* Stated problem:
Transcribe the records below exactly, leaving out any pictures.
━━━━━ Extracted records
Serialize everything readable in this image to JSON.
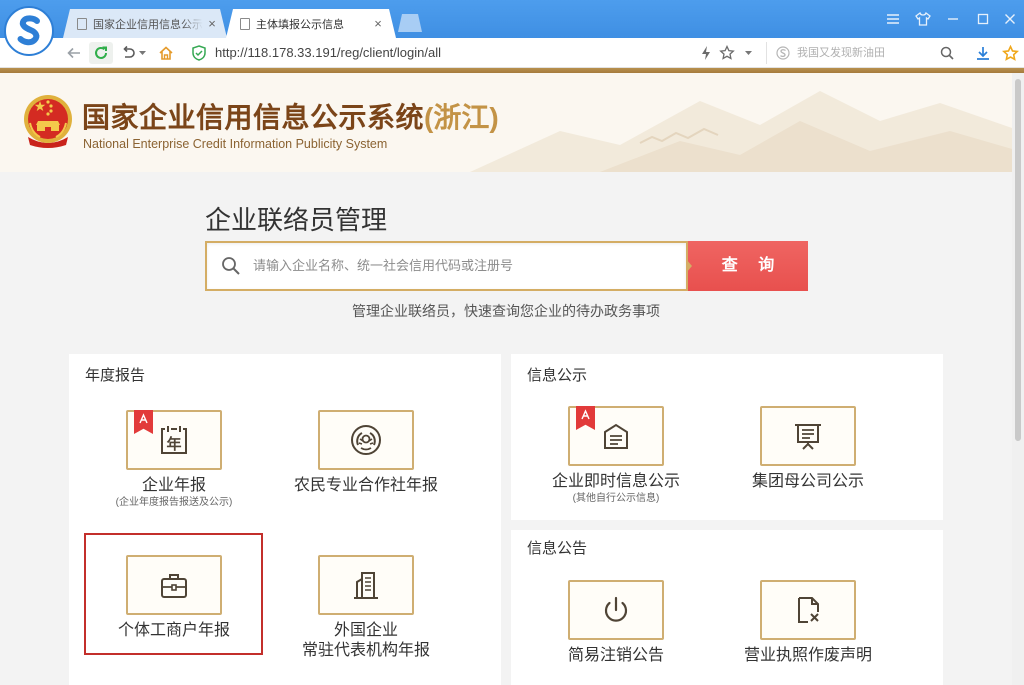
{
  "browser": {
    "tabs": [
      {
        "label": "国家企业信用信息公示系",
        "close": "×",
        "icon": "page-icon"
      },
      {
        "label": "主体填报公示信息",
        "close": "×",
        "icon": "page-icon"
      }
    ],
    "active_tab": 1,
    "url": "http://118.178.33.191/reg/client/login/all",
    "search_placeholder": "我国又发现新油田",
    "toolbar_icons": [
      "back-icon",
      "refresh-icon",
      "undo-icon",
      "home-icon",
      "security-shield-icon",
      "lightning-icon",
      "bookmark-star-icon",
      "dropdown-caret-icon",
      "search-icon",
      "download-icon",
      "favorites-star-icon"
    ],
    "window_controls": [
      "menu-icon",
      "skin-icon",
      "minimize-icon",
      "maximize-icon",
      "close-icon"
    ]
  },
  "header": {
    "title": "国家企业信用信息公示系统",
    "region": "(浙江)",
    "subtitle": "National Enterprise Credit Information Publicity System",
    "logo": "national-emblem-icon"
  },
  "contact_manager": {
    "heading": "企业联络员管理",
    "search_placeholder": "请输入企业名称、统一社会信用代码或注册号",
    "search_button": "查 询",
    "hint": "管理企业联络员，快速查询您企业的待办政务事项"
  },
  "panels": {
    "annual_report": {
      "title": "年度报告",
      "items": [
        {
          "label": "企业年报",
          "sublabel": "(企业年度报告报送及公示)",
          "icon": "annual-calendar-icon",
          "glyph": "年",
          "ribbon": true
        },
        {
          "label": "农民专业合作社年报",
          "icon": "cooperative-emblem-icon"
        },
        {
          "label": "个体工商户年报",
          "icon": "briefcase-icon",
          "highlighted": true
        },
        {
          "label": "外国企业",
          "label2": "常驻代表机构年报",
          "icon": "building-icon"
        }
      ]
    },
    "info_publicity": {
      "title": "信息公示",
      "items": [
        {
          "label": "企业即时信息公示",
          "sublabel": "(其他自行公示信息)",
          "icon": "notice-board-icon",
          "ribbon": true
        },
        {
          "label": "集团母公司公示",
          "icon": "easel-board-icon"
        }
      ]
    },
    "info_announcement": {
      "title": "信息公告",
      "items": [
        {
          "label": "简易注销公告",
          "icon": "power-icon"
        },
        {
          "label": "营业执照作废声明",
          "icon": "document-void-icon"
        }
      ]
    }
  },
  "colors": {
    "tabbar": "#3f8fe3",
    "gold": "#cfae72",
    "red": "#e8504e",
    "frame": "#c32f2b",
    "ribbon": "#e23a3a",
    "title": "#7b4519",
    "region": "#c39346",
    "rule": "#a57b3c"
  }
}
━━━━━━━━━━
* The result:
Serialize everything readable in this image to JSON.
{
  "browser": {
    "tabs": [
      {
        "label": "国家企业信用信息公示系",
        "close": "×",
        "icon": "page-icon"
      },
      {
        "label": "主体填报公示信息",
        "close": "×",
        "icon": "page-icon"
      }
    ],
    "active_tab": 1,
    "url": "http://118.178.33.191/reg/client/login/all",
    "search_placeholder": "我国又发现新油田",
    "toolbar_icons": [
      "back-icon",
      "refresh-icon",
      "undo-icon",
      "home-icon",
      "security-shield-icon",
      "lightning-icon",
      "bookmark-star-icon",
      "dropdown-caret-icon",
      "search-icon",
      "download-icon",
      "favorites-star-icon"
    ],
    "window_controls": [
      "menu-icon",
      "skin-icon",
      "minimize-icon",
      "maximize-icon",
      "close-icon"
    ]
  },
  "header": {
    "title": "国家企业信用信息公示系统",
    "region": "(浙江)",
    "subtitle": "National Enterprise Credit Information Publicity System",
    "logo": "national-emblem-icon"
  },
  "contact_manager": {
    "heading": "企业联络员管理",
    "search_placeholder": "请输入企业名称、统一社会信用代码或注册号",
    "search_button": "查 询",
    "hint": "管理企业联络员，快速查询您企业的待办政务事项"
  },
  "panels": {
    "annual_report": {
      "title": "年度报告",
      "items": [
        {
          "label": "企业年报",
          "sublabel": "(企业年度报告报送及公示)",
          "icon": "annual-calendar-icon",
          "glyph": "年",
          "ribbon": true
        },
        {
          "label": "农民专业合作社年报",
          "icon": "cooperative-emblem-icon"
        },
        {
          "label": "个体工商户年报",
          "icon": "briefcase-icon",
          "highlighted": true
        },
        {
          "label": "外国企业",
          "label2": "常驻代表机构年报",
          "icon": "building-icon"
        }
      ]
    },
    "info_publicity": {
      "title": "信息公示",
      "items": [
        {
          "label": "企业即时信息公示",
          "sublabel": "(其他自行公示信息)",
          "icon": "notice-board-icon",
          "ribbon": true
        },
        {
          "label": "集团母公司公示",
          "icon": "easel-board-icon"
        }
      ]
    },
    "info_announcement": {
      "title": "信息公告",
      "items": [
        {
          "label": "简易注销公告",
          "icon": "power-icon"
        },
        {
          "label": "营业执照作废声明",
          "icon": "document-void-icon"
        }
      ]
    }
  },
  "colors": {
    "tabbar": "#3f8fe3",
    "gold": "#cfae72",
    "red": "#e8504e",
    "frame": "#c32f2b",
    "ribbon": "#e23a3a",
    "title": "#7b4519",
    "region": "#c39346",
    "rule": "#a57b3c"
  }
}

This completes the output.